─── EXCERPTED RECORDS ───

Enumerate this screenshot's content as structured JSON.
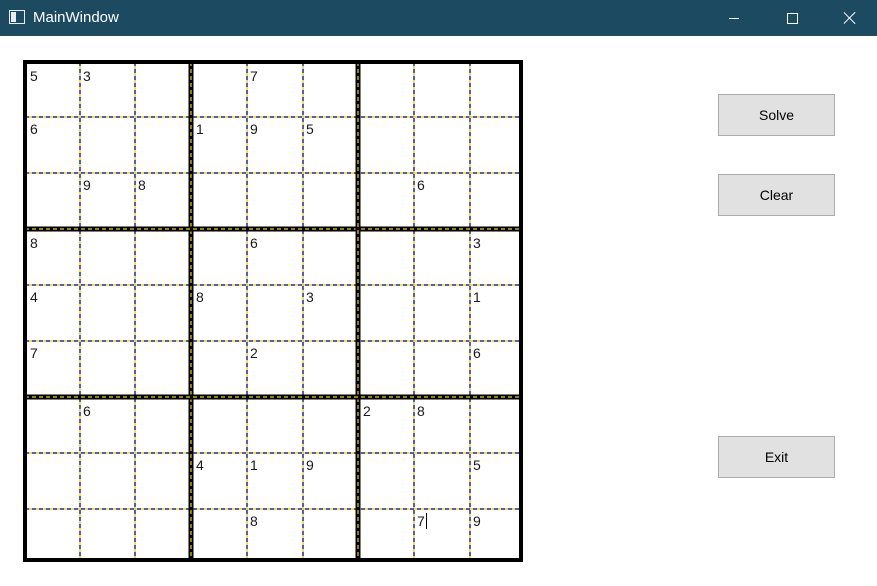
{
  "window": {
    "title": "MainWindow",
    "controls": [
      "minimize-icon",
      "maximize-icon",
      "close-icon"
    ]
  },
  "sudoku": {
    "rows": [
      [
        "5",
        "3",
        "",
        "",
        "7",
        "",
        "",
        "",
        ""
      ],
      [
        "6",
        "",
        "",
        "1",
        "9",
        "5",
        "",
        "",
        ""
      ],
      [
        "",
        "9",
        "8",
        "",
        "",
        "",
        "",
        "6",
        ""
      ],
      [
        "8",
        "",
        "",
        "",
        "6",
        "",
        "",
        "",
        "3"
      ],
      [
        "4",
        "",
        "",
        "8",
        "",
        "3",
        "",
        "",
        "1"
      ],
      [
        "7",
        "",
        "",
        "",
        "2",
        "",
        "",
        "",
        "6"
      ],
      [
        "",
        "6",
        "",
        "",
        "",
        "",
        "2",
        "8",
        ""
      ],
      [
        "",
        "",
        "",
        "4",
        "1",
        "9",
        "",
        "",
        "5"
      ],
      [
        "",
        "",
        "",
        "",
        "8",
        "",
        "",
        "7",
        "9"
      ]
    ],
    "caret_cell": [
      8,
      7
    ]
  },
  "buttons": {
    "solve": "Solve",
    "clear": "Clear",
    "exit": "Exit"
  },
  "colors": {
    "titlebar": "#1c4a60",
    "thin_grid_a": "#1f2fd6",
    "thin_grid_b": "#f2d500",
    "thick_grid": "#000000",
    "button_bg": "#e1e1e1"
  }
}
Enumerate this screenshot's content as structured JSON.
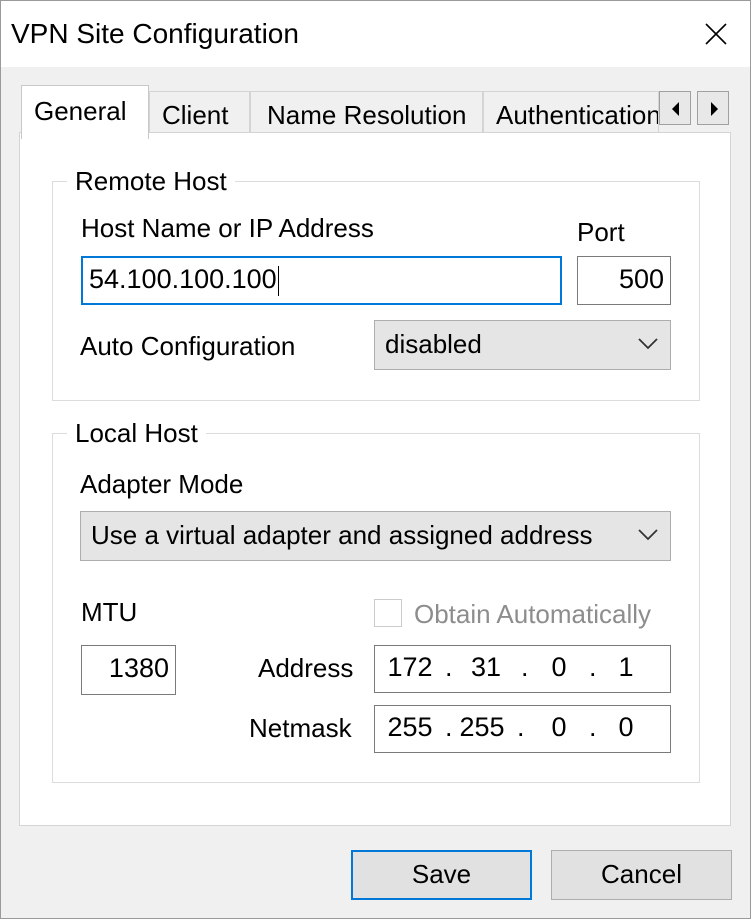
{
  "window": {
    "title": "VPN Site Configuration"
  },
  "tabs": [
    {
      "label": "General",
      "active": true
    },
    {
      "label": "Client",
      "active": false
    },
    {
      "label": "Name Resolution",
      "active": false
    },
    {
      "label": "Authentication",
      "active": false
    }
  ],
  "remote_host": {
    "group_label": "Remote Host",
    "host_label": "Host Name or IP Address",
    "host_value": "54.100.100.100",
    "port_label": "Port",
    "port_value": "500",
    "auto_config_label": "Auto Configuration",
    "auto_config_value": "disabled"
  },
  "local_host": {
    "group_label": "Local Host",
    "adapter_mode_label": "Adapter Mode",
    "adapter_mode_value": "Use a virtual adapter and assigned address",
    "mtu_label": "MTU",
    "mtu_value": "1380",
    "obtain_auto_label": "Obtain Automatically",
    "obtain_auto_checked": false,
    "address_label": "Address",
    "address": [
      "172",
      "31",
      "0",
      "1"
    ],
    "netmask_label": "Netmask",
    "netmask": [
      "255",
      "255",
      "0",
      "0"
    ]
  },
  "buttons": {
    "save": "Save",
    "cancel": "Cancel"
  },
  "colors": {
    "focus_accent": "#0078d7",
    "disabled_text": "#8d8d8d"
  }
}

───

▶ _SHORT PROBLEM_
In the entries above, find every line holding the word "Configuration" and copy it out.

▶ _RESULT OF THE EXERCISE_
    "title": "VPN Site Configuration"
    "auto_config_label": "Auto Configuration",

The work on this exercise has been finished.